— Objective —
Your task is to give the number of lines in the listing that include "name", and nothing else.

— Data records —
>> Start

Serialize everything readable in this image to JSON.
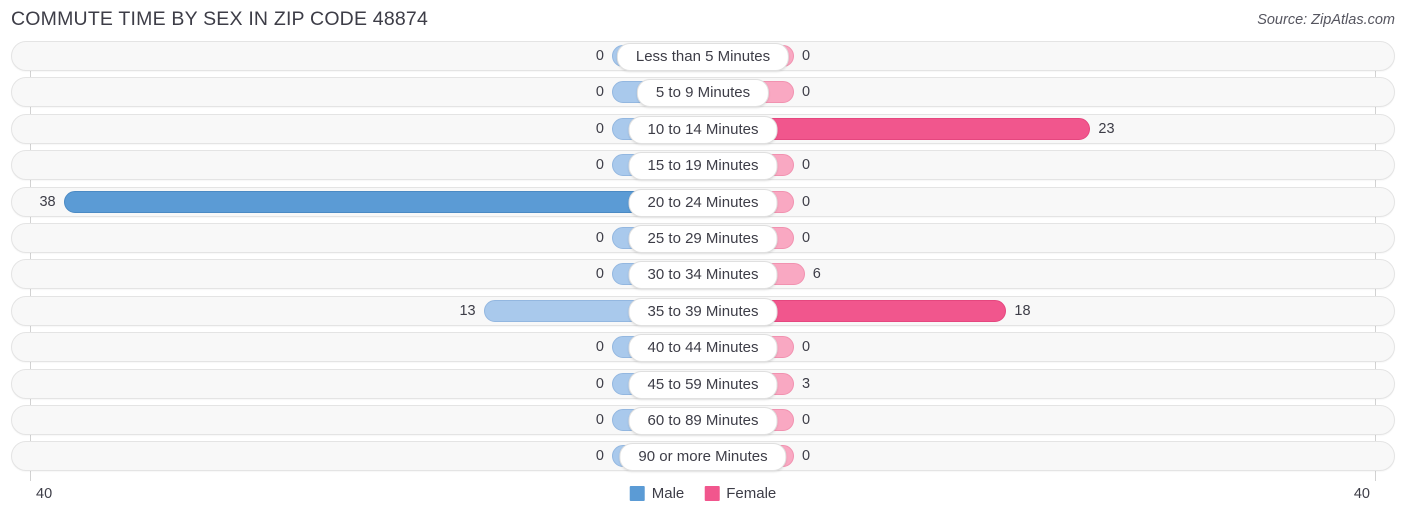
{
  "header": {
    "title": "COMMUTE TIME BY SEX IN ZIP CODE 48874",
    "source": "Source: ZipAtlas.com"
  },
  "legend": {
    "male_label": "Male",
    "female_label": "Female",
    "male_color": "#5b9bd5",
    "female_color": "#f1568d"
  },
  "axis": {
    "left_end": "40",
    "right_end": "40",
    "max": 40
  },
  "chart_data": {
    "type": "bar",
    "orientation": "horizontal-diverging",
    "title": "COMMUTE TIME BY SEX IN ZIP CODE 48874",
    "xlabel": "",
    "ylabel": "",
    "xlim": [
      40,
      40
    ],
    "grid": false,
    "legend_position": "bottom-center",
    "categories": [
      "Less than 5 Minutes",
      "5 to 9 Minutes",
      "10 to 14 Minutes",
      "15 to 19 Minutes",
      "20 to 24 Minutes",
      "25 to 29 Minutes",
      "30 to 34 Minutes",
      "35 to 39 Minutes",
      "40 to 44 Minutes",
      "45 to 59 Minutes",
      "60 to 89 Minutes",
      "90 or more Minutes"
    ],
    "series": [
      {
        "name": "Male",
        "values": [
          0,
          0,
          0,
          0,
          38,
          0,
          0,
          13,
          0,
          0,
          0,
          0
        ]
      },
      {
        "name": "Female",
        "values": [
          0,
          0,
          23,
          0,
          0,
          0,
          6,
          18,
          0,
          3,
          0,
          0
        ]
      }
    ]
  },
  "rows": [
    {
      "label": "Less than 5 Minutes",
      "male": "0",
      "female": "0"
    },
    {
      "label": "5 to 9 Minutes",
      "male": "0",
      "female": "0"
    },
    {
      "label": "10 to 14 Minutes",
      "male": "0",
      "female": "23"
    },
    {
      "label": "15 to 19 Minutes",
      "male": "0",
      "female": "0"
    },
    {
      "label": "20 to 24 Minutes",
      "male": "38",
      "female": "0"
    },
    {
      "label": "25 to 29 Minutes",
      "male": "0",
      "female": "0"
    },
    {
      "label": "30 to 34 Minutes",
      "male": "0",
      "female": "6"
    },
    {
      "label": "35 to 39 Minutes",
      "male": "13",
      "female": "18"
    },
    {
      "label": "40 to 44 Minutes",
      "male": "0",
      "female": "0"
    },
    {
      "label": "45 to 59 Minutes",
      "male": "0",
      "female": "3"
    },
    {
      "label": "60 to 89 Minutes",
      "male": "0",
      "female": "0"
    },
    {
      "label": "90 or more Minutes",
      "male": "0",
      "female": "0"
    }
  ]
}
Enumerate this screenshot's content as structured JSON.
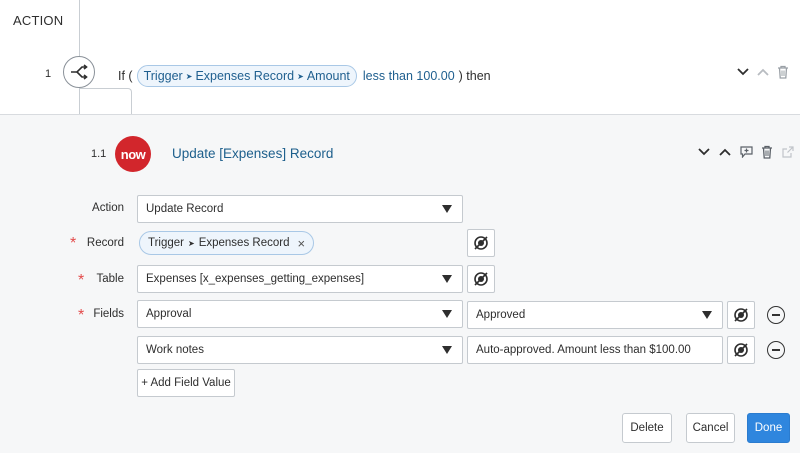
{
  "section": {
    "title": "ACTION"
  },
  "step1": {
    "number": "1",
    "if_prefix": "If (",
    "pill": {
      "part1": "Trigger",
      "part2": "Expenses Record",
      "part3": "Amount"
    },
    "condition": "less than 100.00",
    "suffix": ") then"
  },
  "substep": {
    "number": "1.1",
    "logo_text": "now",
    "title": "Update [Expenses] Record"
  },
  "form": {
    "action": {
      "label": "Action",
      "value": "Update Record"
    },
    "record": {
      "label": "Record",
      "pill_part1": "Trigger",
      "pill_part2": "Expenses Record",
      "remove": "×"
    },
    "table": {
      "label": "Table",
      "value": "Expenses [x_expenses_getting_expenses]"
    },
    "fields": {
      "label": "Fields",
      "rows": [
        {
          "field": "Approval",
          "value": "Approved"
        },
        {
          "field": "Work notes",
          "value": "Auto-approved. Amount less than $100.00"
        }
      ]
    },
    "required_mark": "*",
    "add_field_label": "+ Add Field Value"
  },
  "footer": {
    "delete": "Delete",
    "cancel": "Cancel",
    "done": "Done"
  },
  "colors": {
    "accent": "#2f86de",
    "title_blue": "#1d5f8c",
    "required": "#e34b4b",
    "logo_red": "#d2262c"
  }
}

>> End
>> Start

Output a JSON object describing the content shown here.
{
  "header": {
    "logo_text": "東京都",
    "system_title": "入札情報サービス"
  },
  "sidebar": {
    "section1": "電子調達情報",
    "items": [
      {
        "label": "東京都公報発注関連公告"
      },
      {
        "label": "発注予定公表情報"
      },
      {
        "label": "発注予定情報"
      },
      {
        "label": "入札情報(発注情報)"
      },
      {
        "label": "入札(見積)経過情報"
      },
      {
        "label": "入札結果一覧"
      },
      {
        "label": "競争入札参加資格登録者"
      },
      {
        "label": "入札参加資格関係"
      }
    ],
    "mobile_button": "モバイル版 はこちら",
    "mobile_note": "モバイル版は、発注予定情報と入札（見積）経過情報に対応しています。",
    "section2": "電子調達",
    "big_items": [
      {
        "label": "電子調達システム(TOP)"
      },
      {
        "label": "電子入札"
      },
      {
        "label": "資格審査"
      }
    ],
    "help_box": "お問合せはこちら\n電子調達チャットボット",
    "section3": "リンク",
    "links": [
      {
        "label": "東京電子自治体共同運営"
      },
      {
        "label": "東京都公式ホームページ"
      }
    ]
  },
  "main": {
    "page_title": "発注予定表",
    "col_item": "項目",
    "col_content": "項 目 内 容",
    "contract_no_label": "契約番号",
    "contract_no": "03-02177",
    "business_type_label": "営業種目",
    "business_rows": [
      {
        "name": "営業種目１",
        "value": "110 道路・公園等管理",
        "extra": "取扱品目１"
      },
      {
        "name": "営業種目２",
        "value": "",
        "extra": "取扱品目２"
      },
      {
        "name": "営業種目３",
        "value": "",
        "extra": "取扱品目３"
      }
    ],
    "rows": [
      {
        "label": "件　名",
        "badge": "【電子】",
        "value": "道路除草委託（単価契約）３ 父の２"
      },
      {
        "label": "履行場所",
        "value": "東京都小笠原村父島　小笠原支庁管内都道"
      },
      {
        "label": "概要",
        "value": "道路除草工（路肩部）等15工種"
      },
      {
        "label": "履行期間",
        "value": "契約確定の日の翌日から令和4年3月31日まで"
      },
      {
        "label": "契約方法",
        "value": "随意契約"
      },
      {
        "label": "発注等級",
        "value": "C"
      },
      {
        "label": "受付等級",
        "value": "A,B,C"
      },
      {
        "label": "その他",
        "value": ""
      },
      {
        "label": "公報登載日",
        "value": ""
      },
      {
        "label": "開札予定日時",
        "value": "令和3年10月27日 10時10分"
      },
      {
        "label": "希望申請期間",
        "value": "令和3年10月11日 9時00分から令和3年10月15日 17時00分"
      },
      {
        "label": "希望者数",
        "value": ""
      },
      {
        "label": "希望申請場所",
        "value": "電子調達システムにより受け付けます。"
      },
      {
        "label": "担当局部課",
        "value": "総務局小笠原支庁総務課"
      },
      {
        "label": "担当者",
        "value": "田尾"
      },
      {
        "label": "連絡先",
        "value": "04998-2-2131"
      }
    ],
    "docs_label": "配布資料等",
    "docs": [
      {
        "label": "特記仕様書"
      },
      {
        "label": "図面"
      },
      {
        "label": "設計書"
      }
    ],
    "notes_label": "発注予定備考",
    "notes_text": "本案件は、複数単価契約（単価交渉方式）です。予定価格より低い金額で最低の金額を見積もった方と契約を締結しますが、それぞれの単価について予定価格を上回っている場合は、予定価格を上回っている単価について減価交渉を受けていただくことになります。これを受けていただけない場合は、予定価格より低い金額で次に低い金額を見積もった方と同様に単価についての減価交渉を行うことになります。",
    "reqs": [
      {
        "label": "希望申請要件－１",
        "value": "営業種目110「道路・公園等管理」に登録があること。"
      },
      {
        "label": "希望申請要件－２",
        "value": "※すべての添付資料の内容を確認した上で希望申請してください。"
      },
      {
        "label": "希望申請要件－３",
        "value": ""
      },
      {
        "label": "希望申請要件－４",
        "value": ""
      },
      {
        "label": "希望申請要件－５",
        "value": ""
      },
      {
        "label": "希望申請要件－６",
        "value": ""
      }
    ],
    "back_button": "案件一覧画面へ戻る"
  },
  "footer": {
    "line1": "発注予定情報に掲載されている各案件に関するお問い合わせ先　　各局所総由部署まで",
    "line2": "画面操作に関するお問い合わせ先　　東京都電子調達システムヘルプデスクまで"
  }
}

>> End

— In response —
5